### Task to complete:
Gather up all lines that carry the word "JSON".

[start Data for this exercise]

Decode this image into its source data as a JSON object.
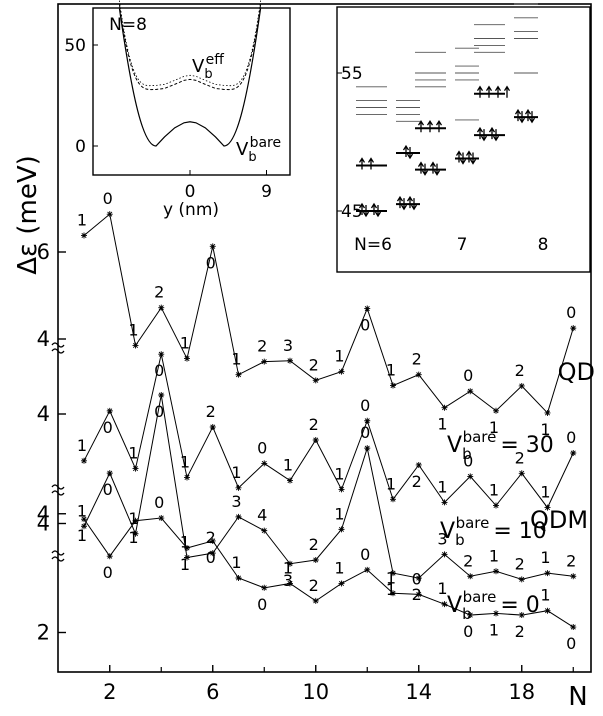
{
  "chart_data": {
    "type": "line",
    "xlabel": "N",
    "ylabel": "Δε (meV)",
    "x_ticks": [
      2,
      6,
      10,
      14,
      18
    ],
    "y_ticks": [
      "2",
      "4",
      "4",
      "4",
      "4",
      "6"
    ],
    "x": [
      1,
      2,
      3,
      4,
      5,
      6,
      7,
      8,
      9,
      10,
      11,
      12,
      13,
      14,
      15,
      16,
      17,
      18,
      19,
      20
    ],
    "series": [
      {
        "name": "QD",
        "label_main": "QD",
        "y": [
          6.38,
          6.87,
          3.85,
          4.72,
          3.55,
          6.13,
          3.18,
          3.48,
          3.5,
          3.05,
          3.25,
          4.7,
          2.93,
          3.18,
          2.42,
          2.8,
          2.35,
          2.92,
          2.3,
          4.25
        ],
        "point_labels": [
          "1",
          "0",
          "1",
          "2",
          "1",
          "0",
          "1",
          "2",
          "3",
          "2",
          "1",
          "0",
          "1",
          "2",
          "1",
          "0",
          "1",
          "2",
          "1",
          "0"
        ]
      },
      {
        "name": "V_b^bare = 30",
        "label_prefix": "V",
        "label_sub": "b",
        "label_sup": "bare",
        "label_value": "= 30",
        "y": [
          3.1,
          4.06,
          2.95,
          5.15,
          2.78,
          3.75,
          2.58,
          3.05,
          2.72,
          3.5,
          2.55,
          3.87,
          2.36,
          3.02,
          2.3,
          2.8,
          2.24,
          2.86,
          2.2,
          3.25
        ],
        "point_labels": [
          "1",
          "0",
          "1",
          "0",
          "1",
          "2",
          "1",
          "0",
          "1",
          "2",
          "1",
          "0",
          "1",
          "2",
          "1",
          "0",
          "1",
          "2",
          "1",
          "0"
        ]
      },
      {
        "name": "V_b^bare = 10",
        "label_prefix": "V",
        "label_sub": "b",
        "label_sup": "bare",
        "label_value": "= 10",
        "label_extra": "QDM",
        "y": [
          3.1,
          3.95,
          2.98,
          5.2,
          2.6,
          2.67,
          3.25,
          3.03,
          2.5,
          2.56,
          3.05,
          4.35,
          2.35,
          2.27,
          2.65,
          2.3,
          2.38,
          2.25,
          2.35,
          2.3
        ],
        "point_labels": [
          "1",
          "0",
          "1",
          "0",
          "1",
          "2",
          "3",
          "4",
          "3",
          "2",
          "1",
          "0",
          "1",
          "2",
          "3",
          "2",
          "1",
          "2",
          "1",
          "2"
        ]
      },
      {
        "name": "V_b^bare = 0",
        "label_prefix": "V",
        "label_sub": "b",
        "label_sup": "bare",
        "label_value": "= 0",
        "y": [
          4.08,
          3.4,
          4.05,
          4.1,
          3.55,
          3.68,
          3.0,
          2.82,
          2.9,
          2.58,
          2.9,
          3.15,
          2.72,
          2.7,
          2.52,
          2.32,
          2.35,
          2.32,
          2.4,
          2.1
        ],
        "point_labels": [
          "1",
          "0",
          "1",
          "0",
          "1",
          "0",
          "1",
          "0",
          "1",
          "2",
          "1",
          "0",
          "1",
          "0",
          "1",
          "0",
          "1",
          "2",
          "1",
          "0"
        ]
      }
    ],
    "inset_left": {
      "title": "N=8",
      "xlabel": "y (nm)",
      "x_ticks": [
        "0",
        "9"
      ],
      "y_ticks": [
        "0",
        "50"
      ],
      "xlim": [
        -9,
        9
      ],
      "ylim": [
        -5,
        70
      ],
      "label_eff_main": "V",
      "label_eff_sub": "b",
      "label_eff_sup": "eff",
      "label_bare_main": "V",
      "label_bare_sub": "b",
      "label_bare_sup": "bare",
      "curve_bare": {
        "y": [
          0.0,
          4.5,
          9.0,
          11.5,
          12.0,
          11.5,
          9.0,
          4.5,
          0.0
        ],
        "x": [
          -4.0,
          -3.0,
          -1.8,
          -0.7,
          0.0,
          0.7,
          1.8,
          3.0,
          4.0
        ]
      },
      "curve_eff": {
        "x": [
          -4.0,
          -3.0,
          -1.8,
          -0.7,
          0.0,
          0.7,
          1.8,
          3.0,
          4.0
        ],
        "y": [
          28.0,
          28.5,
          30.5,
          32.5,
          33.0,
          32.5,
          30.5,
          28.5,
          28.0
        ]
      }
    },
    "inset_right": {
      "y_ticks": [
        "45",
        "55"
      ],
      "ylim": [
        42,
        61
      ],
      "x_labels": [
        "N=6",
        "7",
        "8"
      ],
      "groups": [
        {
          "N": 6,
          "qd_levels": [
            45.0,
            48.3,
            52.0,
            52.5,
            53.0,
            54.0
          ],
          "qd_occupied": [
            45.0,
            48.3
          ],
          "qd_arrows": [
            "updown",
            "up",
            "up"
          ],
          "qdm_levels": [
            45.5,
            49.2,
            51.5,
            52.0,
            52.5,
            53.0
          ],
          "qdm_occupied": [
            45.5,
            49.2
          ],
          "qdm_arrows": [
            "updown",
            "updown"
          ]
        },
        {
          "N": 7,
          "qd_levels": [
            48.0,
            51.0,
            54.0,
            54.5,
            55.0,
            56.5
          ],
          "qd_occupied": [
            48.0,
            51.0
          ],
          "qd_arrows": [
            "updown",
            "up",
            "up",
            "up"
          ],
          "qdm_levels": [
            48.8,
            51.6,
            54.5,
            55.0,
            55.5,
            56.8
          ],
          "qdm_occupied": [
            48.8
          ],
          "qdm_arrows": [
            "updown"
          ]
        },
        {
          "N": 8,
          "qd_levels": [
            50.5,
            53.5,
            56.5,
            57.0,
            57.5,
            58.5
          ],
          "qd_occupied": [
            50.5,
            53.5
          ],
          "qd_arrows": [
            "updown",
            "up",
            "up",
            "up",
            "up"
          ],
          "qdm_levels": [
            51.8,
            55.0,
            57.5,
            58.0,
            59.0,
            60.0
          ],
          "qdm_occupied": [
            51.8
          ],
          "qdm_arrows": [
            "updown"
          ]
        }
      ]
    }
  }
}
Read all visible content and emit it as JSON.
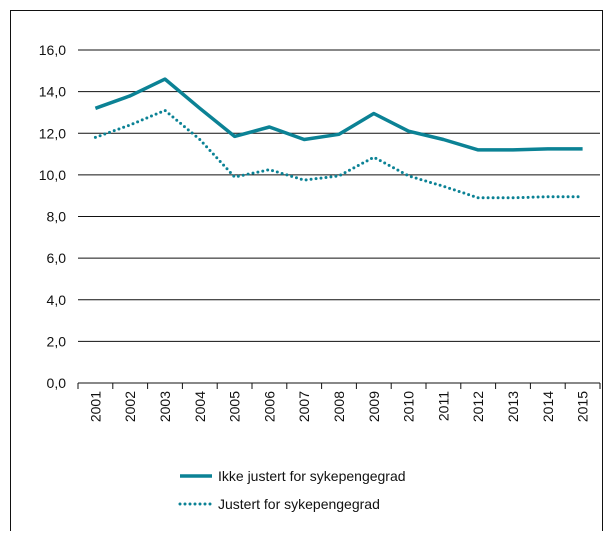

[end Data for this exercise]

### Exercise solution:
Decode this image into its source data as a JSON object.
Read all visible content and emit it as JSON.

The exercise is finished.